## OBJECTIVE
Filter for the word "HARWOOD" and keep each matching line.
>> BEGIN DATASET
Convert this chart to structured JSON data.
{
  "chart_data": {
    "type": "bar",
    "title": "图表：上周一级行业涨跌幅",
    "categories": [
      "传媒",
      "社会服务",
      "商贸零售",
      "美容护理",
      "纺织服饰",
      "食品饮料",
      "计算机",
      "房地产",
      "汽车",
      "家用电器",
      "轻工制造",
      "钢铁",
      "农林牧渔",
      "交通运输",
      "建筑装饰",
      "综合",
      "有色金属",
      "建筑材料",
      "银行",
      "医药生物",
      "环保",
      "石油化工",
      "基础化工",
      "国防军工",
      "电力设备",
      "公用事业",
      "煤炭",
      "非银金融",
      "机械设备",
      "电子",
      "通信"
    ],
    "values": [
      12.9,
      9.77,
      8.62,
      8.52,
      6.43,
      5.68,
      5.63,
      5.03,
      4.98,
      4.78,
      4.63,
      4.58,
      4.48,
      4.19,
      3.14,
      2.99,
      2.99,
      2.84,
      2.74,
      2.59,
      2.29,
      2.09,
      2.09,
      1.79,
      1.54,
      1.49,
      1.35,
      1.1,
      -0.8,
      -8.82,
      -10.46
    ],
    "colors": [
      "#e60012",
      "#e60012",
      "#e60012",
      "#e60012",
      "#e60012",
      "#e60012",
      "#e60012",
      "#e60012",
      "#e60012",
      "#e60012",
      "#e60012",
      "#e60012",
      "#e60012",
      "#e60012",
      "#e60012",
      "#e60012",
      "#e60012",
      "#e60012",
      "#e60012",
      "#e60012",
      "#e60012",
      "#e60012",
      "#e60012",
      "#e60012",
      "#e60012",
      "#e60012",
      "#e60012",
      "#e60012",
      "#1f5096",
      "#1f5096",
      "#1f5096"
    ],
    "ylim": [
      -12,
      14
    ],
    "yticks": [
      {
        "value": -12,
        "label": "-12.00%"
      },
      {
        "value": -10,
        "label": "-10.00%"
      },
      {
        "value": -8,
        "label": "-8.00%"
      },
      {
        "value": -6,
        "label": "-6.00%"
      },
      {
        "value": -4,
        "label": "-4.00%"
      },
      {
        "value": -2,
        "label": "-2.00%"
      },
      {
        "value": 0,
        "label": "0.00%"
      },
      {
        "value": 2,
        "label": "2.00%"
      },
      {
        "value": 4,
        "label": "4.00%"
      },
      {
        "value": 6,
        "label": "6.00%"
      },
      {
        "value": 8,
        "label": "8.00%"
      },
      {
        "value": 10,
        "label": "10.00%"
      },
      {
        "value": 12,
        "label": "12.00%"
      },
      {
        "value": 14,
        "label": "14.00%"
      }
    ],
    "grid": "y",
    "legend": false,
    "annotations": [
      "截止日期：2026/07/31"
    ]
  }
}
>> END DATASET
>> BEGIN DATASET
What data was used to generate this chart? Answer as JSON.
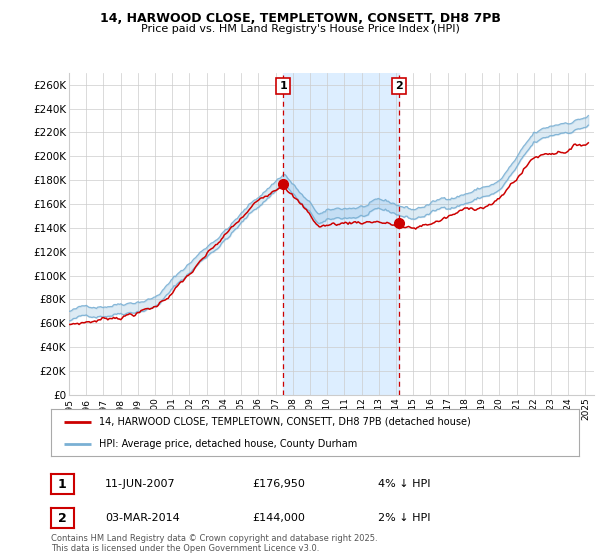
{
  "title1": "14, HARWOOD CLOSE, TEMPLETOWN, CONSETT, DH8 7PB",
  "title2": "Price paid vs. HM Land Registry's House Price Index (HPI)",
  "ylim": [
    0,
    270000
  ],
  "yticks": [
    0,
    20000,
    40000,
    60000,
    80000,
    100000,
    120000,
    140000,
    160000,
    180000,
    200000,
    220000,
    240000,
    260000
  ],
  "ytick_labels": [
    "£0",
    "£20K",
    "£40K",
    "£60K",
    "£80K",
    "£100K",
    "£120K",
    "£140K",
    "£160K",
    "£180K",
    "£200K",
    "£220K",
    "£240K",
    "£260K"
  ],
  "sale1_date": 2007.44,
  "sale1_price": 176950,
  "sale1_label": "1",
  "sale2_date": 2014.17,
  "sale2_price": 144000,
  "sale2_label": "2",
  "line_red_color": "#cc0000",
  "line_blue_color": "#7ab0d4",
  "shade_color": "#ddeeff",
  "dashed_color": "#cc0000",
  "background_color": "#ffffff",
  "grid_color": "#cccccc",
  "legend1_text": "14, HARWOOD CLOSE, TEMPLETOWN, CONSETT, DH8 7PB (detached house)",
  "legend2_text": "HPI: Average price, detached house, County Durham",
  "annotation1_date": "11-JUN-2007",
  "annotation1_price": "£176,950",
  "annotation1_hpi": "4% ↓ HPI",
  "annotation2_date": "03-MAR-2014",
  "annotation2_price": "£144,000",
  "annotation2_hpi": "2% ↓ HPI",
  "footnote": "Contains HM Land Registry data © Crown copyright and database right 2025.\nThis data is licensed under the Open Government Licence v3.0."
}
>> END DATASET
## EXERCISE RESPONSE
  "title1": "14, HARWOOD CLOSE, TEMPLETOWN, CONSETT, DH8 7PB",
  "legend1_text": "14, HARWOOD CLOSE, TEMPLETOWN, CONSETT, DH8 7PB (detached house)",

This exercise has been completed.